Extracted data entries
● ● ● ● ● ● ●
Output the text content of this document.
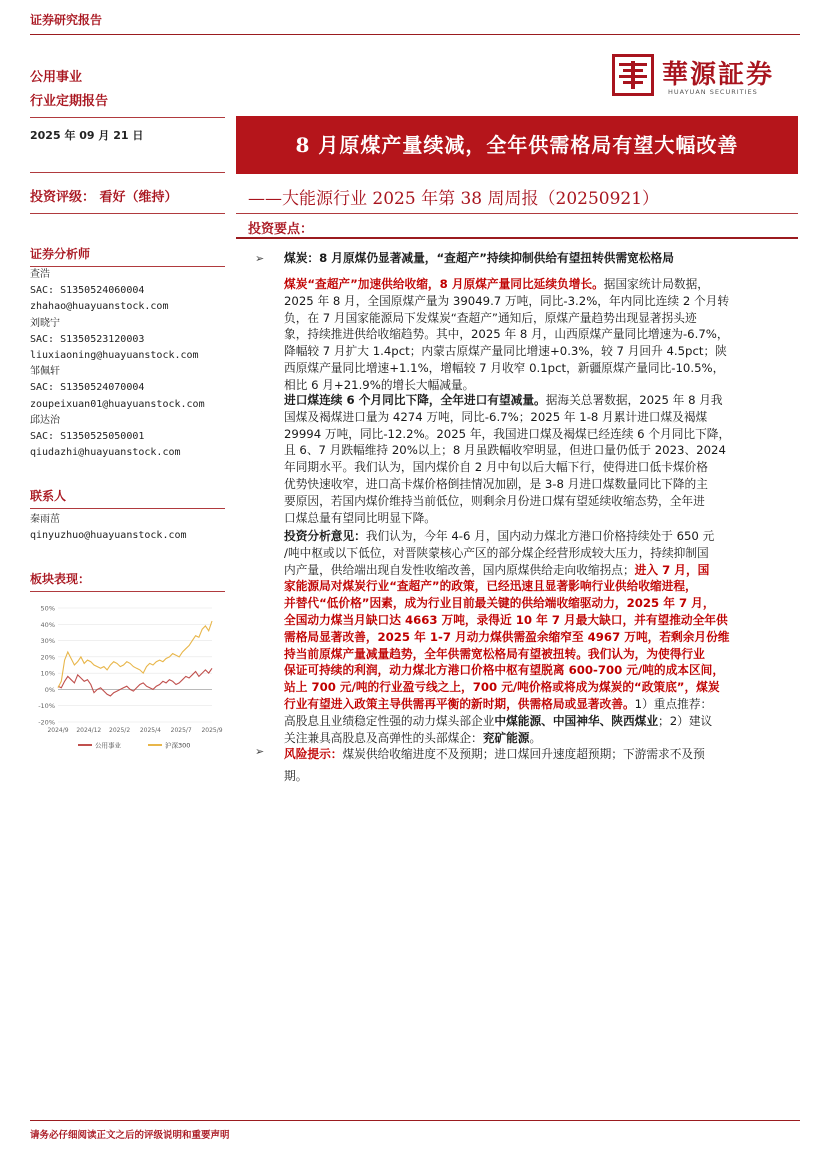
证券研究报告
公用事业
行业定期报告
華源証券
HUAYUAN SECURITIES
2025 年 09 月 21 日	8 月原煤产量续减，全年供需格局有望大幅改善
投资评级： 看好（维持）	——大能源行业 2025 年第 38 周周报（20250921）
投资要点：
证券分析师
查浩
SAC: S1350524060004
zhahao@huayuanstock.com
刘晓宁
SAC: S1350523120003
liuxiaoning@huayuanstock.com
邹佩轩
SAC: S1350524070004
zoupeixuan01@huayuanstock.com
邱达治
SAC: S1350525050001
qiudazhi@huayuanstock.com
联系人
秦雨茁
qinyuzhuo@huayuanstock.com
板块表现：
50%
40%
30%
20%
10%
0%
-10%
-20%
2024/9 2024/12 2025/2 2025/4 2025/7 2025/9
公用事业	沪深300
➢ 煤炭：8 月原煤仍显著减量，“查超产”持续抑制供给有望扭转供需宽松格局
煤炭“查超产”加速供给收缩，8 月原煤产量同比延续负增长。据国家统计局数据，
2025 年 8 月，全国原煤产量为 39049.7 万吨，同比-3.2%，年内同比连续 2 个月转
负，在 7 月国家能源局下发煤炭“查超产”通知后，原煤产量趋势出现显著拐头迹
象，持续推进供给收缩趋势。其中，2025 年 8 月，山西原煤产量同比增速为-6.7%，
降幅较 7 月扩大 1.4pct；内蒙古原煤产量同比增速+0.3%，较 7 月回升 4.5pct；陕
西原煤产量同比增速+1.1%，增幅较 7 月收窄 0.1pct，新疆原煤产量同比-10.5%，
相比 6 月+21.9%的增长大幅减量。
进口煤连续 6 个月同比下降，全年进口有望减量。据海关总署数据，2025 年 8 月我
国煤及褐煤进口量为 4274 万吨，同比-6.7%；2025 年 1-8 月累计进口煤及褐煤
29994 万吨，同比-12.2%。2025 年，我国进口煤及褐煤已经连续 6 个月同比下降，
且 6、7 月跌幅维持 20%以上；8 月虽跌幅收窄明显，但进口量仍低于 2023、2024
年同期水平。我们认为，国内煤价自 2 月中旬以后大幅下行，使得进口低卡煤价格
优势快速收窄，进口高卡煤价格倒挂情况加剧，是 3-8 月进口煤数量同比下降的主
要原因，若国内煤价维持当前低位，则剩余月份进口煤有望延续收缩态势，全年进
口煤总量有望同比明显下降。
投资分析意见：我们认为，今年 4-6 月，国内动力煤北方港口价格持续处于 650 元
/吨中枢或以下低位，对晋陕蒙核心产区的部分煤企经营形成较大压力，持续抑制国
内产量，供给端出现自发性收缩改善，国内原煤供给走向收缩拐点；进入 7 月，国
家能源局对煤炭行业“查超产”的政策，已经迅速且显著影响行业供给收缩进程，
并替代“低价格”因素，成为行业目前最关键的供给端收缩驱动力，2025 年 7 月，
全国动力煤当月缺口达 4663 万吨，录得近 10 年 7 月最大缺口，并有望推动全年供
需格局显著改善，2025 年 1-7 月动力煤供需盈余缩窄至 4967 万吨，若剩余月份维
持当前原煤产量减量趋势，全年供需宽松格局有望被扭转。我们认为，为使得行业
保证可持续的利润，动力煤北方港口价格中枢有望脱离 600-700 元/吨的成本区间，
站上 700 元/吨的行业盈亏线之上，700 元/吨价格或将成为煤炭的“政策底”，煤炭
行业有望进入政策主导供需再平衡的新时期，供需格局或显著改善。1）重点推荐：
高股息且业绩稳定性强的动力煤头部企业中煤能源、中国神华、陕西煤业；2）建议
关注兼具高股息及高弹性的头部煤企：兖矿能源。
➢ 风险提示：煤炭供给收缩进度不及预期；进口煤回升速度超预期；下游需求不及预
期。
请务必仔细阅读正文之后的评级说明和重要声明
● ● ● ● ● ● ●
◆ PROBLEM TO WORK ON:
Each line in the data that holds the string "huayuanstock" should be found and copied.

◆ TASK OUTPUT:
zhahao@huayuanstock.com
liuxiaoning@huayuanstock.com
zoupeixuan01@huayuanstock.com
qiudazhi@huayuanstock.com
qinyuzhuo@huayuanstock.com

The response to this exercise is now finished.